▶ _WHAT THE EXERCISE ASKS_
Transcribe each line of the material as it is, and drop any picture.

"""

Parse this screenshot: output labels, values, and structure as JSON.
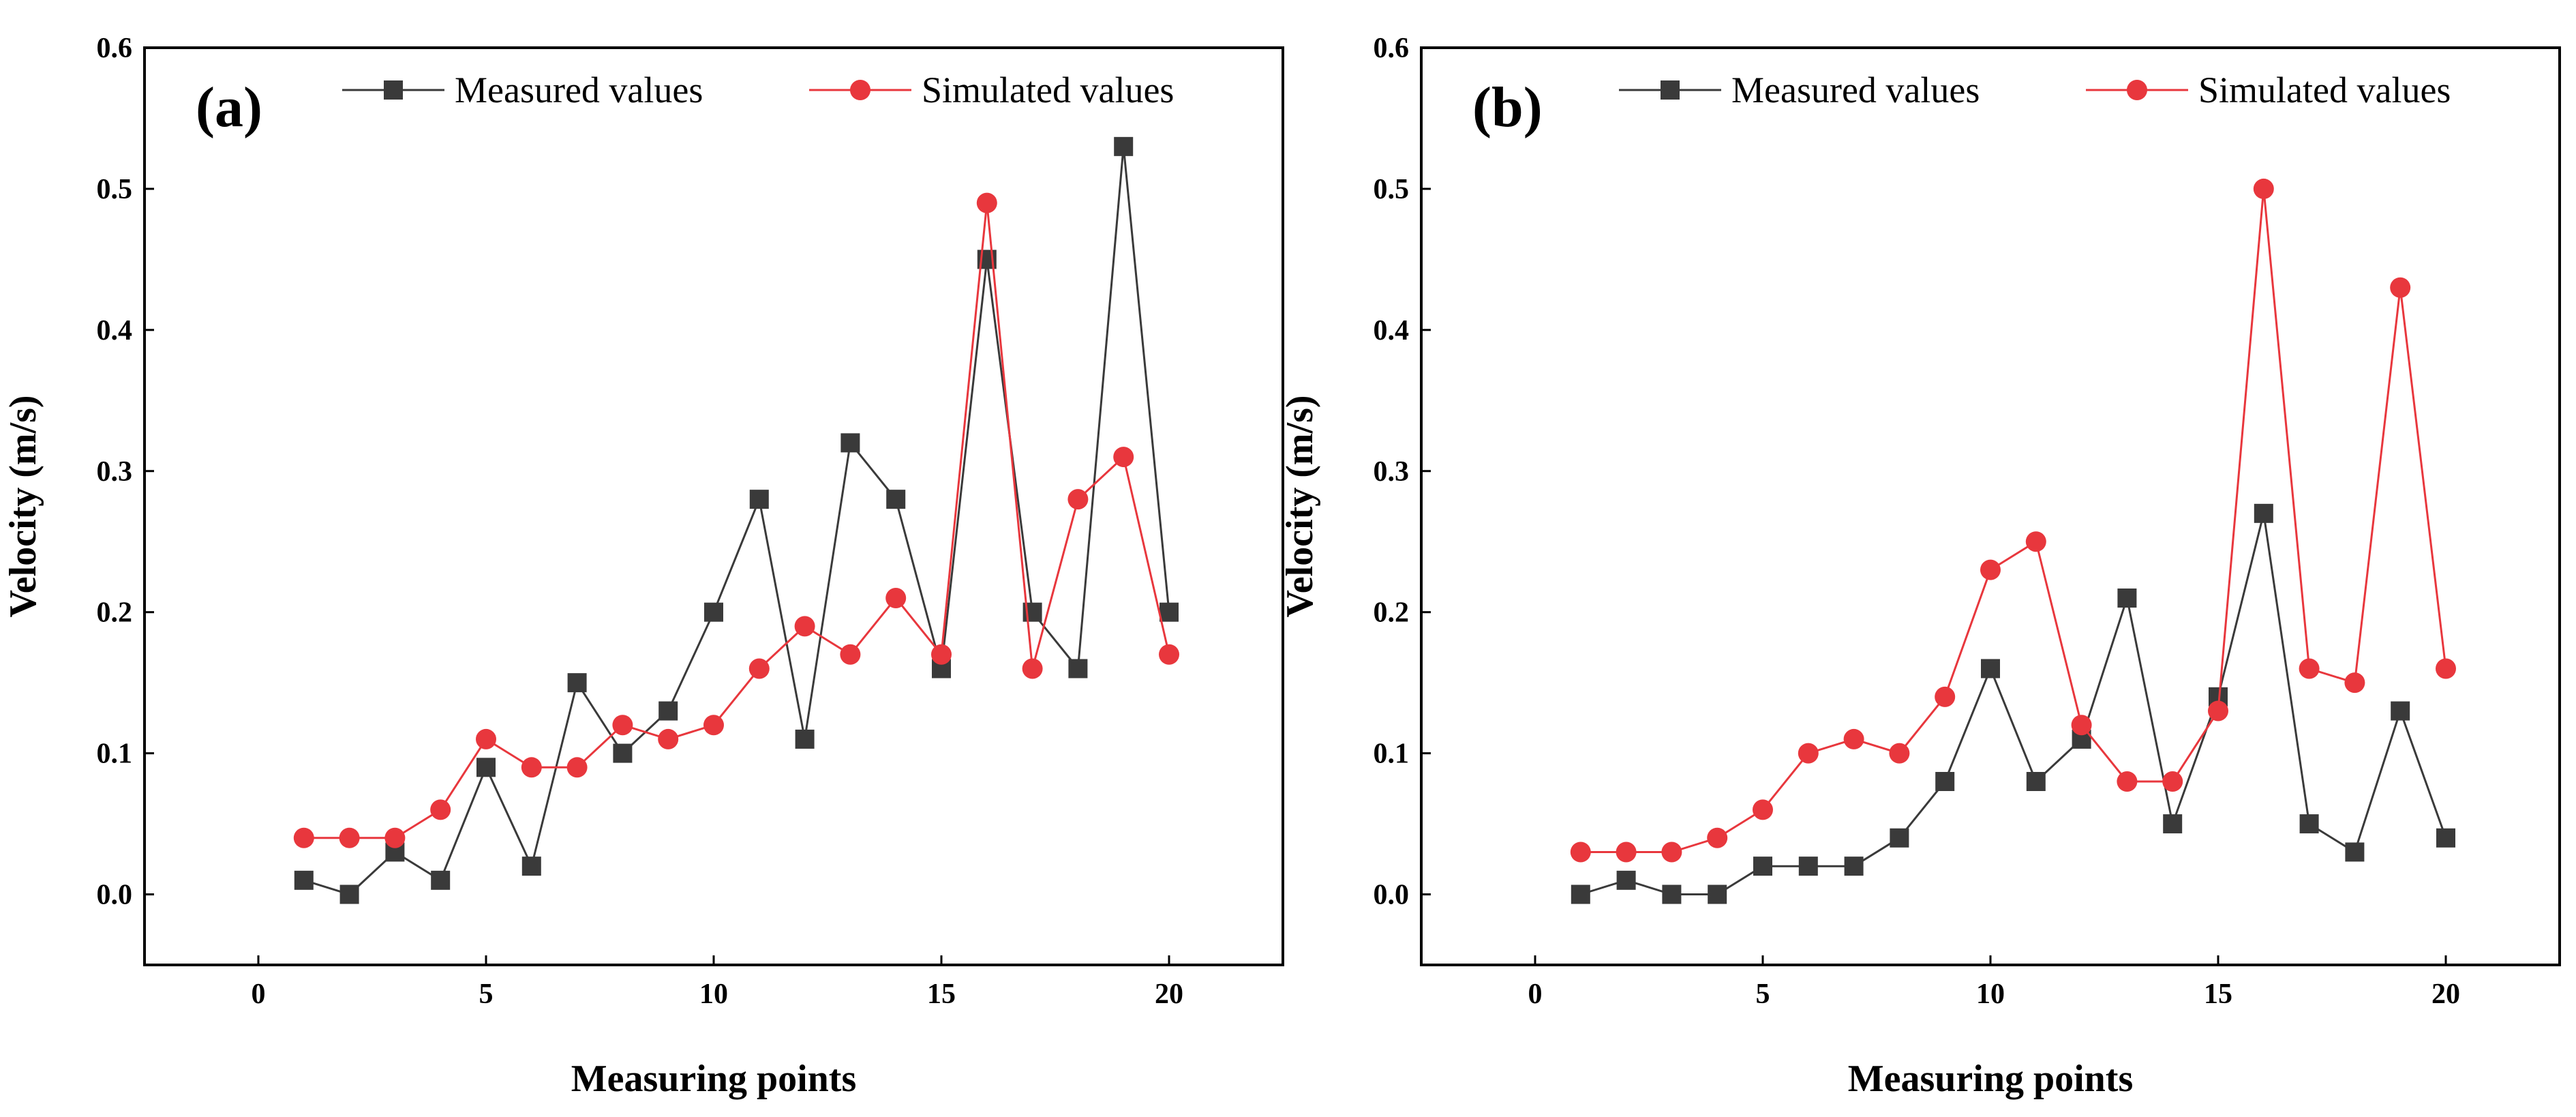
{
  "colors": {
    "measured": "#3a3a3a",
    "simulated": "#e8373d",
    "axis": "#000000"
  },
  "chart_data": [
    {
      "type": "line",
      "panel_label": "(a)",
      "title": "",
      "xlabel": "Measuring points",
      "ylabel": "Velocity (m/s)",
      "xlim": [
        -2.5,
        22.5
      ],
      "ylim": [
        -0.05,
        0.6
      ],
      "xticks": [
        0,
        5,
        10,
        15,
        20
      ],
      "xtick_labels": [
        "0",
        "5",
        "10",
        "15",
        "20"
      ],
      "yticks": [
        0.0,
        0.1,
        0.2,
        0.3,
        0.4,
        0.5,
        0.6
      ],
      "ytick_labels": [
        "0.0",
        "0.1",
        "0.2",
        "0.3",
        "0.4",
        "0.5",
        "0.6"
      ],
      "legend_position": "top",
      "x": [
        1,
        2,
        3,
        4,
        5,
        6,
        7,
        8,
        9,
        10,
        11,
        12,
        13,
        14,
        15,
        16,
        17,
        18,
        19,
        20
      ],
      "series": [
        {
          "name": "Measured values",
          "marker": "square",
          "color_key": "measured",
          "values": [
            0.01,
            0.0,
            0.03,
            0.01,
            0.09,
            0.02,
            0.15,
            0.1,
            0.13,
            0.2,
            0.28,
            0.11,
            0.32,
            0.28,
            0.16,
            0.45,
            0.2,
            0.16,
            0.53,
            0.2
          ]
        },
        {
          "name": "Simulated values",
          "marker": "circle",
          "color_key": "simulated",
          "values": [
            0.04,
            0.04,
            0.04,
            0.06,
            0.11,
            0.09,
            0.09,
            0.12,
            0.11,
            0.12,
            0.16,
            0.19,
            0.17,
            0.21,
            0.17,
            0.49,
            0.16,
            0.28,
            0.31,
            0.17
          ]
        }
      ]
    },
    {
      "type": "line",
      "panel_label": "(b)",
      "title": "",
      "xlabel": "Measuring points",
      "ylabel": "Velocity (m/s)",
      "xlim": [
        -2.5,
        22.5
      ],
      "ylim": [
        -0.05,
        0.6
      ],
      "xticks": [
        0,
        5,
        10,
        15,
        20
      ],
      "xtick_labels": [
        "0",
        "5",
        "10",
        "15",
        "20"
      ],
      "yticks": [
        0.0,
        0.1,
        0.2,
        0.3,
        0.4,
        0.5,
        0.6
      ],
      "ytick_labels": [
        "0.0",
        "0.1",
        "0.2",
        "0.3",
        "0.4",
        "0.5",
        "0.6"
      ],
      "legend_position": "top",
      "x": [
        1,
        2,
        3,
        4,
        5,
        6,
        7,
        8,
        9,
        10,
        11,
        12,
        13,
        14,
        15,
        16,
        17,
        18,
        19,
        20
      ],
      "series": [
        {
          "name": "Measured values",
          "marker": "square",
          "color_key": "measured",
          "values": [
            0.0,
            0.01,
            0.0,
            0.0,
            0.02,
            0.02,
            0.02,
            0.04,
            0.08,
            0.16,
            0.08,
            0.11,
            0.21,
            0.05,
            0.14,
            0.27,
            0.05,
            0.03,
            0.13,
            0.04
          ]
        },
        {
          "name": "Simulated values",
          "marker": "circle",
          "color_key": "simulated",
          "values": [
            0.03,
            0.03,
            0.03,
            0.04,
            0.06,
            0.1,
            0.11,
            0.1,
            0.14,
            0.23,
            0.25,
            0.12,
            0.08,
            0.08,
            0.13,
            0.5,
            0.16,
            0.15,
            0.43,
            0.16
          ]
        }
      ]
    }
  ]
}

"""

▶ _OUTPUT_
Parse this screenshot: output labels, values, and structure as JSON.
{
  "colors": {
    "measured": "#3a3a3a",
    "simulated": "#e8373d",
    "axis": "#000000"
  },
  "chart_data": [
    {
      "type": "line",
      "panel_label": "(a)",
      "title": "",
      "xlabel": "Measuring points",
      "ylabel": "Velocity (m/s)",
      "xlim": [
        -2.5,
        22.5
      ],
      "ylim": [
        -0.05,
        0.6
      ],
      "xticks": [
        0,
        5,
        10,
        15,
        20
      ],
      "xtick_labels": [
        "0",
        "5",
        "10",
        "15",
        "20"
      ],
      "yticks": [
        0.0,
        0.1,
        0.2,
        0.3,
        0.4,
        0.5,
        0.6
      ],
      "ytick_labels": [
        "0.0",
        "0.1",
        "0.2",
        "0.3",
        "0.4",
        "0.5",
        "0.6"
      ],
      "legend_position": "top",
      "x": [
        1,
        2,
        3,
        4,
        5,
        6,
        7,
        8,
        9,
        10,
        11,
        12,
        13,
        14,
        15,
        16,
        17,
        18,
        19,
        20
      ],
      "series": [
        {
          "name": "Measured values",
          "marker": "square",
          "color_key": "measured",
          "values": [
            0.01,
            0.0,
            0.03,
            0.01,
            0.09,
            0.02,
            0.15,
            0.1,
            0.13,
            0.2,
            0.28,
            0.11,
            0.32,
            0.28,
            0.16,
            0.45,
            0.2,
            0.16,
            0.53,
            0.2
          ]
        },
        {
          "name": "Simulated values",
          "marker": "circle",
          "color_key": "simulated",
          "values": [
            0.04,
            0.04,
            0.04,
            0.06,
            0.11,
            0.09,
            0.09,
            0.12,
            0.11,
            0.12,
            0.16,
            0.19,
            0.17,
            0.21,
            0.17,
            0.49,
            0.16,
            0.28,
            0.31,
            0.17
          ]
        }
      ]
    },
    {
      "type": "line",
      "panel_label": "(b)",
      "title": "",
      "xlabel": "Measuring points",
      "ylabel": "Velocity (m/s)",
      "xlim": [
        -2.5,
        22.5
      ],
      "ylim": [
        -0.05,
        0.6
      ],
      "xticks": [
        0,
        5,
        10,
        15,
        20
      ],
      "xtick_labels": [
        "0",
        "5",
        "10",
        "15",
        "20"
      ],
      "yticks": [
        0.0,
        0.1,
        0.2,
        0.3,
        0.4,
        0.5,
        0.6
      ],
      "ytick_labels": [
        "0.0",
        "0.1",
        "0.2",
        "0.3",
        "0.4",
        "0.5",
        "0.6"
      ],
      "legend_position": "top",
      "x": [
        1,
        2,
        3,
        4,
        5,
        6,
        7,
        8,
        9,
        10,
        11,
        12,
        13,
        14,
        15,
        16,
        17,
        18,
        19,
        20
      ],
      "series": [
        {
          "name": "Measured values",
          "marker": "square",
          "color_key": "measured",
          "values": [
            0.0,
            0.01,
            0.0,
            0.0,
            0.02,
            0.02,
            0.02,
            0.04,
            0.08,
            0.16,
            0.08,
            0.11,
            0.21,
            0.05,
            0.14,
            0.27,
            0.05,
            0.03,
            0.13,
            0.04
          ]
        },
        {
          "name": "Simulated values",
          "marker": "circle",
          "color_key": "simulated",
          "values": [
            0.03,
            0.03,
            0.03,
            0.04,
            0.06,
            0.1,
            0.11,
            0.1,
            0.14,
            0.23,
            0.25,
            0.12,
            0.08,
            0.08,
            0.13,
            0.5,
            0.16,
            0.15,
            0.43,
            0.16
          ]
        }
      ]
    }
  ]
}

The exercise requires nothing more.